_EXCERPT TO READ:_
I think I have 2 LGB moguls currently? What I saved on the LG&B I paid full retail on the Pennsy. I think I've got two Forney's too? The LG&B one and the newer Pennsy one. Paid Full price less my discount at the store I worked at for that one but got the newer Pennsy one in Trainworld's clearance of those sets without track and transformer. 

Chas


----------



## stevedenver (Jan 6, 2008)

agreed


but i look back in older mags from the early and mid 90s-and actually the prices are far less than they were-not only in actual but adjusted prices


and


i learned some time ago that for the most part-trains are not a future investment- 


i saw this simply with my old original n scale from the late 60's-old Atlas and Rapido and Minitrix






japanese technology and fine scale modeling, as well as improved printing made them crude and only desirable as nostalgia-so i updated and dont run the old stuff-it looks bad and runs unsatisfactorily compared with new items


yet th old ones are still perfectably servicable-but the engines of today run like swiss watches






i recognize this may also be the case with LGB-while they are quality-and i dont anticipate future quality as being better-


technology may well be-as well as paiting and fidelity to scale


i already see that the huge hoard of LGB which I own (and still love) may well go the way of Rapdio


we seem to be entering a new era of F scale and fidelity as well as superior detail and amazing features -






as the simpleton in residence-i enjoy analog-like when i was a kid-and i enjoy the toy train set aspect-whcih is why LGB rings my bell


but i have no misunderstanding that a bachman shay or accucraft or any other modern offering has many more details and features-like working class lights etc- that will make LGB look cruder still as time goes by-when i saw lionel legacy or heritage (or whatever the gorgeous o scale things offered with every conceivable gizmo's are called) -uncoupling, sounds, lights, sybch or fan driven smoke  the whole deal-i am very clear how out of date things become (but i wouldnt relish repairing something so complex either)

_AIM 1:_ Output the model train forum thread in full, word for word.
The entries are unrelated to the model train forum thread.

[Layout element annotations]

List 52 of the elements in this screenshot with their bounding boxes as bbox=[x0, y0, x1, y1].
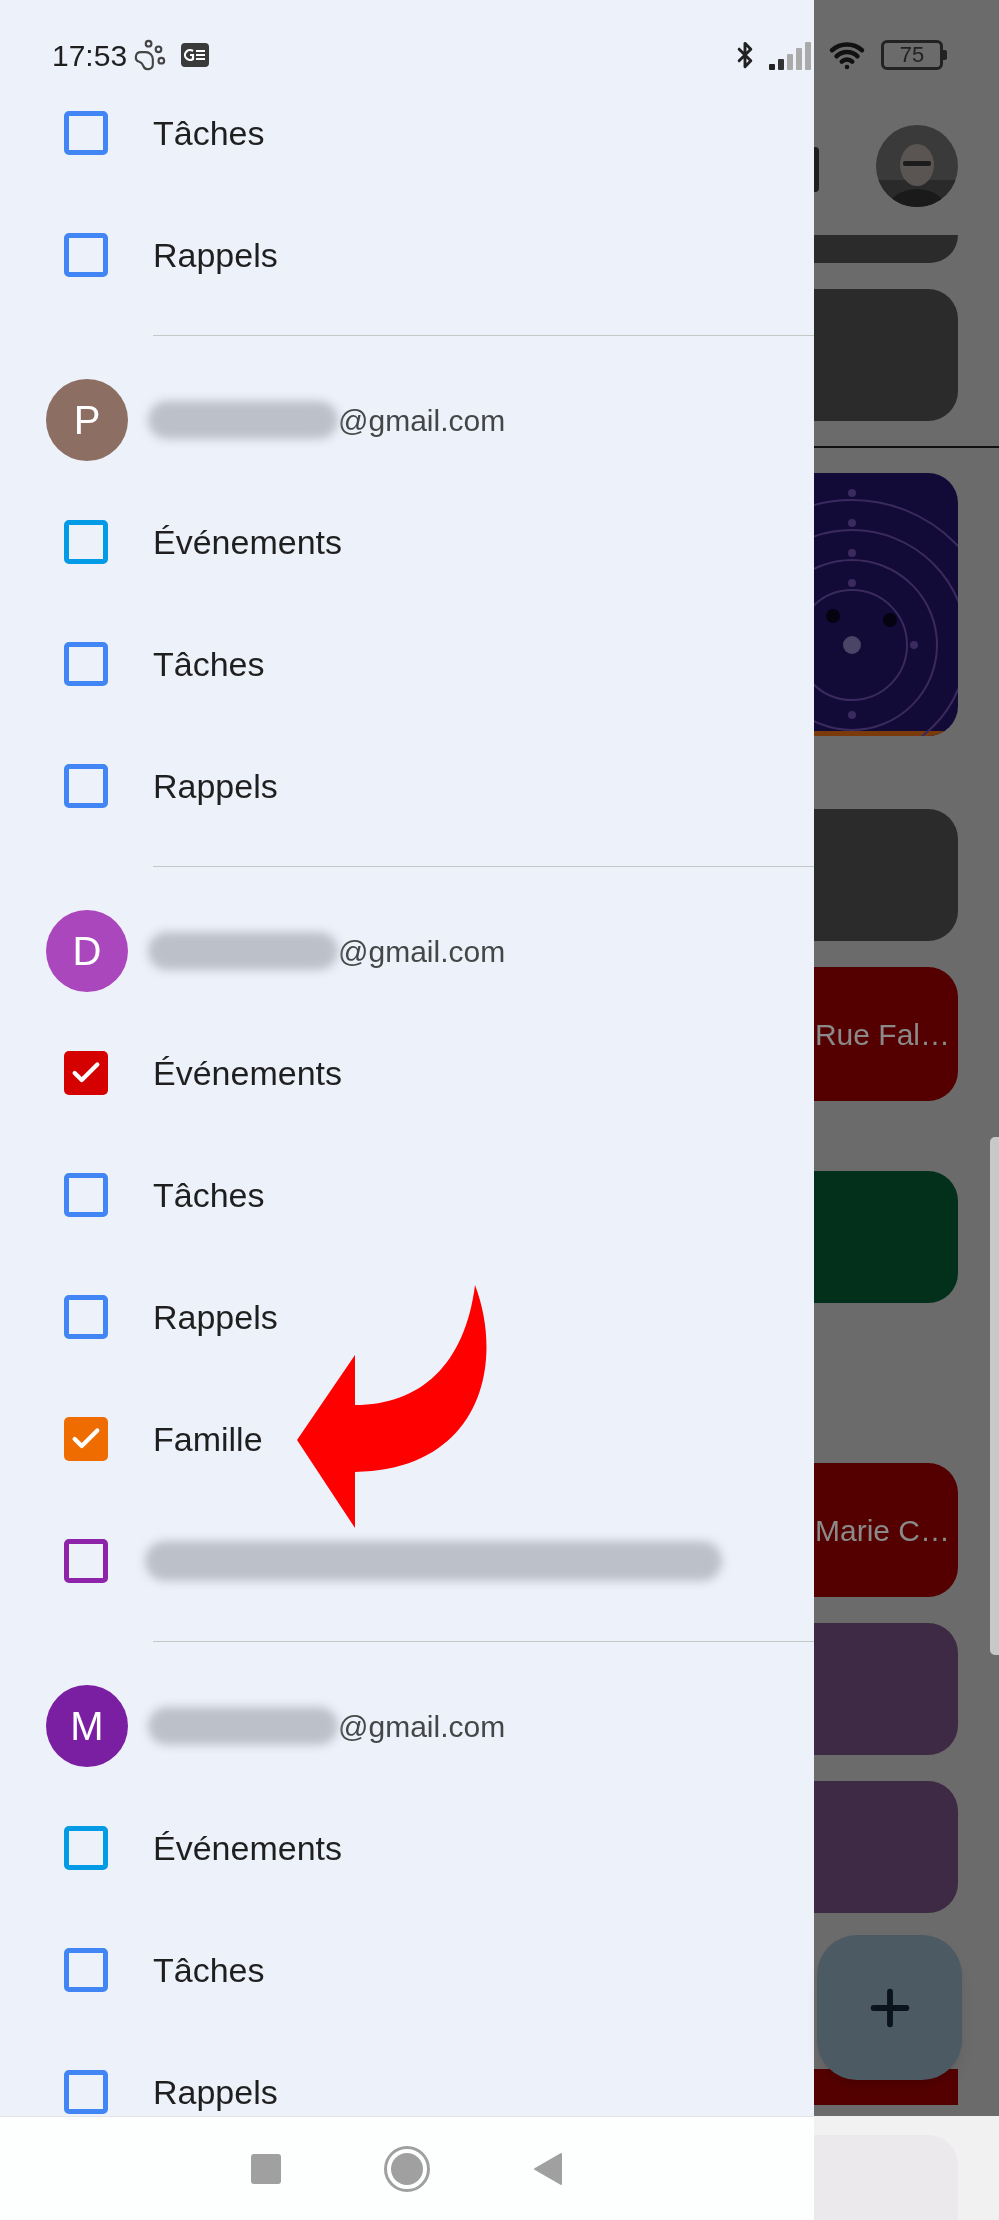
news-icon bbox=[181, 43, 210, 67]
battery-nub bbox=[943, 50, 947, 60]
event-card[interactable]: Marie C… bbox=[814, 1463, 958, 1597]
calendar-label: Tâches bbox=[153, 112, 265, 154]
checkbox[interactable] bbox=[64, 642, 108, 686]
account-email: @gmail.com bbox=[338, 1708, 506, 1745]
calendar-label: Événements bbox=[153, 521, 342, 563]
event-card[interactable] bbox=[814, 809, 958, 941]
avatar: M bbox=[46, 1685, 128, 1767]
event-card[interactable] bbox=[814, 1171, 958, 1303]
checkbox[interactable] bbox=[64, 1826, 108, 1870]
status-time: 17:53 bbox=[52, 37, 128, 74]
calendar-label: Rappels bbox=[153, 234, 278, 276]
account-email: @gmail.com bbox=[338, 933, 506, 970]
button-edge bbox=[814, 147, 819, 192]
checkbox[interactable] bbox=[64, 1173, 108, 1217]
calendar-label: Rappels bbox=[153, 2071, 278, 2113]
home-icon[interactable] bbox=[384, 2145, 430, 2192]
checkbox[interactable] bbox=[64, 1295, 108, 1339]
checkbox[interactable] bbox=[64, 1948, 108, 1992]
calendar-label: Tâches bbox=[153, 643, 265, 685]
event-title: Marie C… bbox=[815, 1512, 950, 1549]
checkbox[interactable] bbox=[64, 111, 108, 155]
calendar-label: Tâches bbox=[153, 1949, 265, 1991]
calendar-label: Événements bbox=[153, 1827, 342, 1869]
avatar: P bbox=[46, 379, 128, 461]
calendar-label: Événements bbox=[153, 1052, 342, 1094]
account-email: @gmail.com bbox=[338, 402, 506, 439]
calendar-label: Rappels bbox=[153, 765, 278, 807]
calendar-label: Tâches bbox=[153, 1174, 265, 1216]
event-card[interactable] bbox=[814, 1623, 958, 1755]
checkbox[interactable] bbox=[64, 1051, 108, 1095]
back-icon[interactable] bbox=[532, 2151, 563, 2186]
add-button[interactable] bbox=[817, 1935, 962, 2080]
avatar: D bbox=[46, 910, 128, 992]
battery-indicator: 75 bbox=[881, 40, 943, 70]
paw-icon bbox=[133, 38, 168, 72]
recents-icon[interactable] bbox=[251, 2153, 282, 2184]
scrollbar[interactable] bbox=[990, 1137, 999, 1655]
event-card[interactable]: Rue Fal… bbox=[814, 967, 958, 1101]
event-card[interactable] bbox=[814, 1781, 958, 1913]
event-title: Rue Fal… bbox=[814, 1016, 950, 1053]
event-card[interactable] bbox=[814, 235, 958, 263]
event-card[interactable] bbox=[814, 289, 958, 421]
checkbox[interactable] bbox=[64, 1417, 108, 1461]
checkbox[interactable] bbox=[64, 764, 108, 808]
checkbox[interactable] bbox=[64, 520, 108, 564]
checkbox[interactable] bbox=[64, 233, 108, 277]
checkbox[interactable] bbox=[64, 1539, 108, 1583]
calendar-label: Rappels bbox=[153, 1296, 278, 1338]
signal-icon bbox=[769, 40, 813, 70]
calendar-label: Famille bbox=[153, 1418, 263, 1460]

_AIM 2:_ From the entries, return the lines verbatim, beginning at the line that has "news-icon bbox=[181, 43, 210, 67]" and stopping after the line that has "home-icon[interactable] bbox=[384, 2145, 430, 2192]".

_EXPECTED ANSWER 1:_
I think I have 2 LGB moguls currently? What I saved on the LG&B I paid full retail on the Pennsy. I think I've got two Forney's too? The LG&B one and the newer Pennsy one. Paid Full price less my discount at the store I worked at for that one but got the newer Pennsy one in Trainworld's clearance of those sets without track and transformer. 

Chas


----------



## stevedenver (Jan 6, 2008)

agreed


but i look back in older mags from the early and mid 90s-and actually the prices are far less than they were-not only in actual but adjusted prices


and


i learned some time ago that for the most part-trains are not a future investment- 


i saw this simply with my old original n scale from the late 60's-old Atlas and Rapido and Minitrix






japanese technology and fine scale modeling, as well as improved printing made them crude and only desirable as nostalgia-so i updated and dont run the old stuff-it looks bad and runs unsatisfactorily compared with new items


yet th old ones are still perfectably servicable-but the engines of today run like swiss watches






i recognize this may also be the case with LGB-while they are quality-and i dont anticipate future quality as being better-


technology may well be-as well as paiting and fidelity to scale


i already see that the huge hoard of LGB which I own (and still love) may well go the way of Rapdio


we seem to be entering a new era of F scale and fidelity as well as superior detail and amazing features -






as the simpleton in residence-i enjoy analog-like when i was a kid-and i enjoy the toy train set aspect-whcih is why LGB rings my bell


but i have no misunderstanding that a bachman shay or accucraft or any other modern offering has many more details and features-like working class lights etc- that will make LGB look cruder still as time goes by-when i saw lionel legacy or heritage (or whatever the gorgeous o scale things offered with every conceivable gizmo's are called) -uncoupling, sounds, lights, sybch or fan driven smoke  the whole deal-i am very clear how out of date things become (but i wouldnt relish repairing something so complex either)

_EXPECTED ANSWER 2:_
news-icon bbox=[181, 43, 210, 67]
battery-nub bbox=[943, 50, 947, 60]
event-card[interactable]: Marie C… bbox=[814, 1463, 958, 1597]
calendar-label: Tâches bbox=[153, 112, 265, 154]
checkbox[interactable] bbox=[64, 642, 108, 686]
account-email: @gmail.com bbox=[338, 1708, 506, 1745]
calendar-label: Événements bbox=[153, 521, 342, 563]
event-card[interactable] bbox=[814, 809, 958, 941]
avatar: M bbox=[46, 1685, 128, 1767]
event-card[interactable] bbox=[814, 1171, 958, 1303]
checkbox[interactable] bbox=[64, 1826, 108, 1870]
status-time: 17:53 bbox=[52, 37, 128, 74]
calendar-label: Rappels bbox=[153, 234, 278, 276]
account-email: @gmail.com bbox=[338, 933, 506, 970]
button-edge bbox=[814, 147, 819, 192]
checkbox[interactable] bbox=[64, 1173, 108, 1217]
calendar-label: Rappels bbox=[153, 2071, 278, 2113]
home-icon[interactable] bbox=[384, 2145, 430, 2192]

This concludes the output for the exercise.